Problem statement: Every entry needs to be printed exactly, please.

Data lines:

========================================================================

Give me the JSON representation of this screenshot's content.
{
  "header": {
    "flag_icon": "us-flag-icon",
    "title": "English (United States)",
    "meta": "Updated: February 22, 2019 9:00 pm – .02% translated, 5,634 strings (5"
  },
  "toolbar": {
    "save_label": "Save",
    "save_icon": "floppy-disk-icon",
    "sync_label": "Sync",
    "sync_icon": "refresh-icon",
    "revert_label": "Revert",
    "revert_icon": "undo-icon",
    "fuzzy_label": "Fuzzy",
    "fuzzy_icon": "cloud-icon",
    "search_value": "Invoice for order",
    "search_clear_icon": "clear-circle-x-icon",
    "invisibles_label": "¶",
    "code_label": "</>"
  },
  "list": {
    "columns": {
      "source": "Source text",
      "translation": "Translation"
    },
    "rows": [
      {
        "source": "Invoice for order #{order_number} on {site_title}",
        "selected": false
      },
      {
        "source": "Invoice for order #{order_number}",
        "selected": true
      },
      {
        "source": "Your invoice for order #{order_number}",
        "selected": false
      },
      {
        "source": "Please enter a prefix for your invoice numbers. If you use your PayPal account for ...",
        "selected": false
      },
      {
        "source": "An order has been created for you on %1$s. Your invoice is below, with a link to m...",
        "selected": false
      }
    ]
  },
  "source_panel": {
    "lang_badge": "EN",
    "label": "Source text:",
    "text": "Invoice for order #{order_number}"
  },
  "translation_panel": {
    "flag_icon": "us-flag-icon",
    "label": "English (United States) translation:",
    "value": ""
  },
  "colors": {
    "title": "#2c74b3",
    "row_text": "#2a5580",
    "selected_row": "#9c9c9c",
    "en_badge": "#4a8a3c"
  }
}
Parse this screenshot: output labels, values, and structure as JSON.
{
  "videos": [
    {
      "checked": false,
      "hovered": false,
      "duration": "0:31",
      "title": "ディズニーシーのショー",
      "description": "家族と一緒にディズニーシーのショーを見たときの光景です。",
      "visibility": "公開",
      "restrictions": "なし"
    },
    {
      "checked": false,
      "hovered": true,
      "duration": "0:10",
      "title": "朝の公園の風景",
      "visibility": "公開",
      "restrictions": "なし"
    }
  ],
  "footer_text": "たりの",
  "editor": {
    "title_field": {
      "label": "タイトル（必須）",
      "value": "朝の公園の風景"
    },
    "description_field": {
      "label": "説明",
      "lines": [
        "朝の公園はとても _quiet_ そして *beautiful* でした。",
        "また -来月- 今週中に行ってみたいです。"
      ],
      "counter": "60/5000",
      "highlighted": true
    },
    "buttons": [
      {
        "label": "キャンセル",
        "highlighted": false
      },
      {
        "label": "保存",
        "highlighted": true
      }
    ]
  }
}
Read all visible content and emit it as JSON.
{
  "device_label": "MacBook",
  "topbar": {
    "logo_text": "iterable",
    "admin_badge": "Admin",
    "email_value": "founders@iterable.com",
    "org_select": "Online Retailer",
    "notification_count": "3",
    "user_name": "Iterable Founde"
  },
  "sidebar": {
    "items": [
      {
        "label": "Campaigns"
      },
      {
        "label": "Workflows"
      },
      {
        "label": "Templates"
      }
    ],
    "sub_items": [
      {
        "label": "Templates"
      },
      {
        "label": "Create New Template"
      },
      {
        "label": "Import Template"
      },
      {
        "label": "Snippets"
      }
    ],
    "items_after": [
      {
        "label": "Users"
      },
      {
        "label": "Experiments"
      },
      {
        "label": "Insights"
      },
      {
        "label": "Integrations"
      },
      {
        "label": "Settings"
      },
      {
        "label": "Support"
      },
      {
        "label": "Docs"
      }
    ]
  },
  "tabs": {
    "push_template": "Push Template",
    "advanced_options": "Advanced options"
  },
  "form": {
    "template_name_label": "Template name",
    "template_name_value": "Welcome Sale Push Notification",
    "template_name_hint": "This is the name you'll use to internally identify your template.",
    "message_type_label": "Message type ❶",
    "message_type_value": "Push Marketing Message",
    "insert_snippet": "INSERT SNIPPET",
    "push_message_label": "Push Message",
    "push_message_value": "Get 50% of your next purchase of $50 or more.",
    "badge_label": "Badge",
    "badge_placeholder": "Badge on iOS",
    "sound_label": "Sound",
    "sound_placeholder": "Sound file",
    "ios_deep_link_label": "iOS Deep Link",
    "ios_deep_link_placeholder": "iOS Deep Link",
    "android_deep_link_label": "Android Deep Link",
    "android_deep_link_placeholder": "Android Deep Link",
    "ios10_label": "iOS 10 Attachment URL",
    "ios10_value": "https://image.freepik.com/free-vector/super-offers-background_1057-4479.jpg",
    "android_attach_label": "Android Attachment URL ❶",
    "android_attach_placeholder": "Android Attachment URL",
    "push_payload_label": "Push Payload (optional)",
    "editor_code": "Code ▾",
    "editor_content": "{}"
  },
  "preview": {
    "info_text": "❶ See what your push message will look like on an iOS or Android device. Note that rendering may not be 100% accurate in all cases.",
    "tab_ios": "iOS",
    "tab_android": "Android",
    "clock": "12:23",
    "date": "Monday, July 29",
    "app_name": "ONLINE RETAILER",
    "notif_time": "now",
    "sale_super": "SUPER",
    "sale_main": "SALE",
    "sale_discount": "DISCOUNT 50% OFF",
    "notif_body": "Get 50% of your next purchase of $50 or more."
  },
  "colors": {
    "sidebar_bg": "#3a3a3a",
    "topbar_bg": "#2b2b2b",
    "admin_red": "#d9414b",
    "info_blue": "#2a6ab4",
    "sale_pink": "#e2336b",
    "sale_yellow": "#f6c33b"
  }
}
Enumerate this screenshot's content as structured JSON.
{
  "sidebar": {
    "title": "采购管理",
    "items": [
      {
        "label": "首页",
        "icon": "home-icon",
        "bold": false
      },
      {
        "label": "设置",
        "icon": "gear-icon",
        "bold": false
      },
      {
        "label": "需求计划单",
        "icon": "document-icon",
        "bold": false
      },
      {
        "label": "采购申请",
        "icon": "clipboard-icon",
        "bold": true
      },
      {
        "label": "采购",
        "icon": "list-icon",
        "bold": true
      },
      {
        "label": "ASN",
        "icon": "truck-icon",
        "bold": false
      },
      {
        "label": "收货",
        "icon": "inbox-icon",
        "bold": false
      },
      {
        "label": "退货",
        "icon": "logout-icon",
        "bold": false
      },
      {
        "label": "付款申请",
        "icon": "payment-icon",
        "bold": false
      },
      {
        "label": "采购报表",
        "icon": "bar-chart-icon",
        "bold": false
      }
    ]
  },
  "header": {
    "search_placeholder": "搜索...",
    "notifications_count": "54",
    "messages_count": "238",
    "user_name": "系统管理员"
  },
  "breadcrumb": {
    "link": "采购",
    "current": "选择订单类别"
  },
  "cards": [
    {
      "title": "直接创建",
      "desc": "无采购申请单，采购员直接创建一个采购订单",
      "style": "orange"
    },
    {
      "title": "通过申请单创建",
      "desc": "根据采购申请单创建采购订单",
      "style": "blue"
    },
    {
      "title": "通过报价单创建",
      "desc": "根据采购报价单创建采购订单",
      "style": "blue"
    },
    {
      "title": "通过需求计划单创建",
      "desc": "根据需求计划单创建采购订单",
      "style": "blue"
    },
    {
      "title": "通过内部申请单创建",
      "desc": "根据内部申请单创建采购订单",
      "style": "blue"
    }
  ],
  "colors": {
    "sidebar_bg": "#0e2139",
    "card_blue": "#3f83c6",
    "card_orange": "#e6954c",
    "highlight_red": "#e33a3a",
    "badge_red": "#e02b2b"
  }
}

========================================================================

Result of this exercise:
Give me the JSON representation of this screenshot's content.
{
  "header": {
    "flag_icon": "us-flag-icon",
    "title": "English (United States)",
    "meta": "Updated: February 22, 2019 9:00 pm – .02% translated, 5,634 strings (5"
  },
  "toolbar": {
    "save_label": "Save",
    "save_icon": "floppy-disk-icon",
    "sync_label": "Sync",
    "sync_icon": "refresh-icon",
    "revert_label": "Revert",
    "revert_icon": "undo-icon",
    "fuzzy_label": "Fuzzy",
    "fuzzy_icon": "cloud-icon",
    "search_value": "Invoice for order",
    "search_clear_icon": "clear-circle-x-icon",
    "invisibles_label": "¶",
    "code_label": "</>"
  },
  "list": {
    "columns": {
      "source": "Source text",
      "translation": "Translation"
    },
    "rows": [
      {
        "source": "Invoice for order #{order_number} on {site_title}",
        "selected": false
      },
      {
        "source": "Invoice for order #{order_number}",
        "selected": true
      },
      {
        "source": "Your invoice for order #{order_number}",
        "selected": false
      },
      {
        "source": "Please enter a prefix for your invoice numbers. If you use your PayPal account for ...",
        "selected": false
      },
      {
        "source": "An order has been created for you on %1$s. Your invoice is below, with a link to m...",
        "selected": false
      }
    ]
  },
  "source_panel": {
    "lang_badge": "EN",
    "label": "Source text:",
    "text": "Invoice for order #{order_number}"
  },
  "translation_panel": {
    "flag_icon": "us-flag-icon",
    "label": "English (United States) translation:",
    "value": ""
  },
  "colors": {
    "title": "#2c74b3",
    "row_text": "#2a5580",
    "selected_row": "#9c9c9c",
    "en_badge": "#4a8a3c"
  }
}
Parse this screenshot: output labels, values, and structure as JSON.
{
  "videos": [
    {
      "checked": false,
      "hovered": false,
      "duration": "0:31",
      "title": "ディズニーシーのショー",
      "description": "家族と一緒にディズニーシーのショーを見たときの光景です。",
      "visibility": "公開",
      "restrictions": "なし"
    },
    {
      "checked": false,
      "hovered": true,
      "duration": "0:10",
      "title": "朝の公園の風景",
      "visibility": "公開",
      "restrictions": "なし"
    }
  ],
  "footer_text": "たりの",
  "editor": {
    "title_field": {
      "label": "タイトル（必須）",
      "value": "朝の公園の風景"
    },
    "description_field": {
      "label": "説明",
      "lines": [
        "朝の公園はとても _quiet_ そして *beautiful* でした。",
        "また -来月- 今週中に行ってみたいです。"
      ],
      "counter": "60/5000",
      "highlighted": true
    },
    "buttons": [
      {
        "label": "キャンセル",
        "highlighted": false
      },
      {
        "label": "保存",
        "highlighted": true
      }
    ]
  }
}
Read all visible content and emit it as JSON.
{
  "device_label": "MacBook",
  "topbar": {
    "logo_text": "iterable",
    "admin_badge": "Admin",
    "email_value": "founders@iterable.com",
    "org_select": "Online Retailer",
    "notification_count": "3",
    "user_name": "Iterable Founde"
  },
  "sidebar": {
    "items": [
      {
        "label": "Campaigns"
      },
      {
        "label": "Workflows"
      },
      {
        "label": "Templates"
      }
    ],
    "sub_items": [
      {
        "label": "Templates"
      },
      {
        "label": "Create New Template"
      },
      {
        "label": "Import Template"
      },
      {
        "label": "Snippets"
      }
    ],
    "items_after": [
      {
        "label": "Users"
      },
      {
        "label": "Experiments"
      },
      {
        "label": "Insights"
      },
      {
        "label": "Integrations"
      },
      {
        "label": "Settings"
      },
      {
        "label": "Support"
      },
      {
        "label": "Docs"
      }
    ]
  },
  "tabs": {
    "push_template": "Push Template",
    "advanced_options": "Advanced options"
  },
  "form": {
    "template_name_label": "Template name",
    "template_name_value": "Welcome Sale Push Notification",
    "template_name_hint": "This is the name you'll use to internally identify your template.",
    "message_type_label": "Message type ❶",
    "message_type_value": "Push Marketing Message",
    "insert_snippet": "INSERT SNIPPET",
    "push_message_label": "Push Message",
    "push_message_value": "Get 50% of your next purchase of $50 or more.",
    "badge_label": "Badge",
    "badge_placeholder": "Badge on iOS",
    "sound_label": "Sound",
    "sound_placeholder": "Sound file",
    "ios_deep_link_label": "iOS Deep Link",
    "ios_deep_link_placeholder": "iOS Deep Link",
    "android_deep_link_label": "Android Deep Link",
    "android_deep_link_placeholder": "Android Deep Link",
    "ios10_label": "iOS 10 Attachment URL",
    "ios10_value": "https://image.freepik.com/free-vector/super-offers-background_1057-4479.jpg",
    "android_attach_label": "Android Attachment URL ❶",
    "android_attach_placeholder": "Android Attachment URL",
    "push_payload_label": "Push Payload (optional)",
    "editor_code": "Code ▾",
    "editor_content": "{}"
  },
  "preview": {
    "info_text": "❶ See what your push message will look like on an iOS or Android device. Note that rendering may not be 100% accurate in all cases.",
    "tab_ios": "iOS",
    "tab_android": "Android",
    "clock": "12:23",
    "date": "Monday, July 29",
    "app_name": "ONLINE RETAILER",
    "notif_time": "now",
    "sale_super": "SUPER",
    "sale_main": "SALE",
    "sale_discount": "DISCOUNT 50% OFF",
    "notif_body": "Get 50% of your next purchase of $50 or more."
  },
  "colors": {
    "sidebar_bg": "#3a3a3a",
    "topbar_bg": "#2b2b2b",
    "admin_red": "#d9414b",
    "info_blue": "#2a6ab4",
    "sale_pink": "#e2336b",
    "sale_yellow": "#f6c33b"
  }
}
Enumerate this screenshot's content as structured JSON.
{
  "sidebar": {
    "title": "采购管理",
    "items": [
      {
        "label": "首页",
        "icon": "home-icon",
        "bold": false
      },
      {
        "label": "设置",
        "icon": "gear-icon",
        "bold": false
      },
      {
        "label": "需求计划单",
        "icon": "document-icon",
        "bold": false
      },
      {
        "label": "采购申请",
        "icon": "clipboard-icon",
        "bold": true
      },
      {
        "label": "采购",
        "icon": "list-icon",
        "bold": true
      },
      {
        "label": "ASN",
        "icon": "truck-icon",
        "bold": false
      },
      {
        "label": "收货",
        "icon": "inbox-icon",
        "bold": false
      },
      {
        "label": "退货",
        "icon": "logout-icon",
        "bold": false
      },
      {
        "label": "付款申请",
        "icon": "payment-icon",
        "bold": false
      },
      {
        "label": "采购报表",
        "icon": "bar-chart-icon",
        "bold": false
      }
    ]
  },
  "header": {
    "search_placeholder": "搜索...",
    "notifications_count": "54",
    "messages_count": "238",
    "user_name": "系统管理员"
  },
  "breadcrumb": {
    "link": "采购",
    "current": "选择订单类别"
  },
  "cards": [
    {
      "title": "直接创建",
      "desc": "无采购申请单，采购员直接创建一个采购订单",
      "style": "orange"
    },
    {
      "title": "通过申请单创建",
      "desc": "根据采购申请单创建采购订单",
      "style": "blue"
    },
    {
      "title": "通过报价单创建",
      "desc": "根据采购报价单创建采购订单",
      "style": "blue"
    },
    {
      "title": "通过需求计划单创建",
      "desc": "根据需求计划单创建采购订单",
      "style": "blue"
    },
    {
      "title": "通过内部申请单创建",
      "desc": "根据内部申请单创建采购订单",
      "style": "blue"
    }
  ],
  "colors": {
    "sidebar_bg": "#0e2139",
    "card_blue": "#3f83c6",
    "card_orange": "#e6954c",
    "highlight_red": "#e33a3a",
    "badge_red": "#e02b2b"
  }
}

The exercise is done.